-------- INFORMATION SUPPLIED --------

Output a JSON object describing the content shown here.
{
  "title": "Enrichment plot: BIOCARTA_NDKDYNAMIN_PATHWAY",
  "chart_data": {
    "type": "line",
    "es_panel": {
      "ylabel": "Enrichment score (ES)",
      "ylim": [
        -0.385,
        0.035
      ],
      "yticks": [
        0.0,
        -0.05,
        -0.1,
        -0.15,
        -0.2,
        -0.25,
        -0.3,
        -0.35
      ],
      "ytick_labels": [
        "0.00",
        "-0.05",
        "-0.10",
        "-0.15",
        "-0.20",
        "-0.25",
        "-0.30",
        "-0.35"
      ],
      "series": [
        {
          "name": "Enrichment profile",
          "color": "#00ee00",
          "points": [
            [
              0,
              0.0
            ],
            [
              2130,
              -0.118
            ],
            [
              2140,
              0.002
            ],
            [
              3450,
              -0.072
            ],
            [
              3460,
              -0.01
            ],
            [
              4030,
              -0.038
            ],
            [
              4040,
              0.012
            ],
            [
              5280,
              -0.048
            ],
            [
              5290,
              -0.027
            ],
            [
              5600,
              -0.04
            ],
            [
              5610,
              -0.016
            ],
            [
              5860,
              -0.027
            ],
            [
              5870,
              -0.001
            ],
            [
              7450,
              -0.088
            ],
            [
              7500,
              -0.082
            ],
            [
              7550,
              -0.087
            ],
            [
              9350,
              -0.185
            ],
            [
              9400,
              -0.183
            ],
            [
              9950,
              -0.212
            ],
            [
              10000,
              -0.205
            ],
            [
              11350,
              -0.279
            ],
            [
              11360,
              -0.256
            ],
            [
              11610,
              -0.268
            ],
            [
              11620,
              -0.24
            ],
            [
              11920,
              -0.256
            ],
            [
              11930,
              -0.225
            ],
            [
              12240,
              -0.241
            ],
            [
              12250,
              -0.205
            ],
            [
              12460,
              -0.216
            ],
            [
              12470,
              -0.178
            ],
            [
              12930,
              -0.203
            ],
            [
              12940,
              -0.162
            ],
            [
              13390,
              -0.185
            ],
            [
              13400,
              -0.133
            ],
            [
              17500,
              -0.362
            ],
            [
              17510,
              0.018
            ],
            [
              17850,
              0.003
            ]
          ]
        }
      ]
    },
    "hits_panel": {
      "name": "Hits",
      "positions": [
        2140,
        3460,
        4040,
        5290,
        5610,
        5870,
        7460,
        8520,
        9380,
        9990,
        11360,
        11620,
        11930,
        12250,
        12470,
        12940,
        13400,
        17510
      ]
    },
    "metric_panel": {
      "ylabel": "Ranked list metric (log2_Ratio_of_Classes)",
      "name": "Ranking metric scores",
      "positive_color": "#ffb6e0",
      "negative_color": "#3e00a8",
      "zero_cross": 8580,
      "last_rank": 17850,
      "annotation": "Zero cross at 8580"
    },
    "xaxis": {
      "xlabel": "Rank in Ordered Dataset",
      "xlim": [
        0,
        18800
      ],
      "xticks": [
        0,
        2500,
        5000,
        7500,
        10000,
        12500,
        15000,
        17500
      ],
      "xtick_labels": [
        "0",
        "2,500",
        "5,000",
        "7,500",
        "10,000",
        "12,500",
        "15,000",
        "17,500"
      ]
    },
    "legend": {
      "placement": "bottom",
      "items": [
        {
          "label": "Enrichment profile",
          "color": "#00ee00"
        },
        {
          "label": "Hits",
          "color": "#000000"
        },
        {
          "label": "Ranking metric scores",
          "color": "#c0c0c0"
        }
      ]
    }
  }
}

--------

▶ EXERCISE BRIEF: Take each line containing the string "profile" and copy it out.

▶ EXERCISE SOLUTION:
          "name": "Enrichment profile",
          "label": "Enrichment profile",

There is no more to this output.